ENTRIES SHOWN
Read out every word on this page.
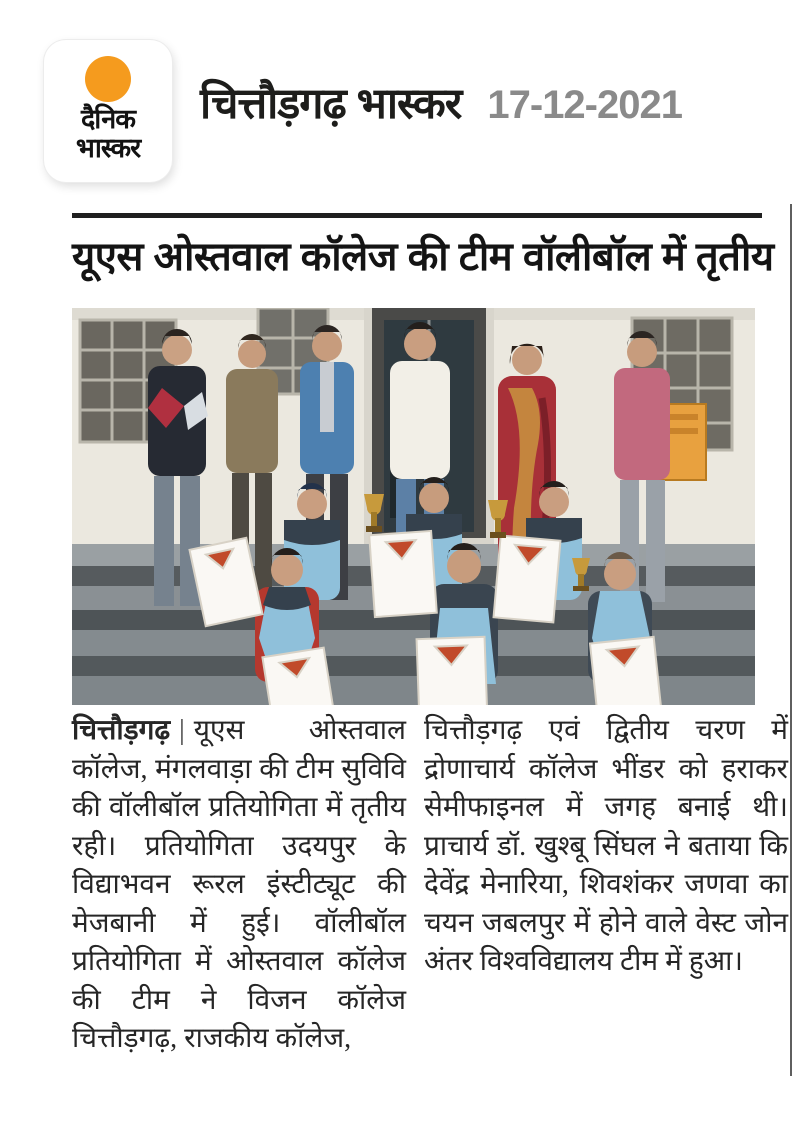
दैनिक
भास्कर
चित्तौड़गढ़ भास्कर 17-12-2021
यूएस ओस्तवाल कॉलेज की टीम वॉलीबॉल में तृतीय

चित्तौड़गढ़ | यूएस ओस्तवाल कॉलेज, मंगलवाड़ा की टीम सुविवि की वॉलीबॉल प्रतियोगिता में तृतीय रही। प्रतियोगिता उदयपुर के विद्याभवन रूरल इंस्टीट्यूट की मेजबानी में हुई। वॉलीबॉल प्रतियोगिता में ओस्तवाल कॉलेज की टीम ने विजन कॉलेज चित्तौड़गढ़, राजकीय कॉलेज,

चित्तौड़गढ़ एवं द्वितीय चरण में द्रोणाचार्य कॉलेज भींडर को हराकर सेमीफाइनल में जगह बनाई थी। प्राचार्य डॉ. खुश्बू सिंघल ने बताया कि देवेंद्र मेनारिया, शिवशंकर जणवा का चयन जबलपुर में होने वाले वेस्ट जोन अंतर विश्वविद्यालय टीम में हुआ।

WHAT TO PRODUCE
Copy out the whole listing exactly, and don't carry over any pictures.

TASK RESULT
Read out every word on this page.
दैनिक
भास्कर
चित्तौड़गढ़ भास्कर 17-12-2021
यूएस ओस्तवाल कॉलेज की टीम वॉलीबॉल में तृतीय

चित्तौड़गढ़ | यूएस ओस्तवाल कॉलेज, मंगलवाड़ा की टीम सुविवि की वॉलीबॉल प्रतियोगिता में तृतीय रही। प्रतियोगिता उदयपुर के विद्याभवन रूरल इंस्टीट्यूट की मेजबानी में हुई। वॉलीबॉल प्रतियोगिता में ओस्तवाल कॉलेज की टीम ने विजन कॉलेज चित्तौड़गढ़, राजकीय कॉलेज,

चित्तौड़गढ़ एवं द्वितीय चरण में द्रोणाचार्य कॉलेज भींडर को हराकर सेमीफाइनल में जगह बनाई थी। प्राचार्य डॉ. खुश्बू सिंघल ने बताया कि देवेंद्र मेनारिया, शिवशंकर जणवा का चयन जबलपुर में होने वाले वेस्ट जोन अंतर विश्वविद्यालय टीम में हुआ।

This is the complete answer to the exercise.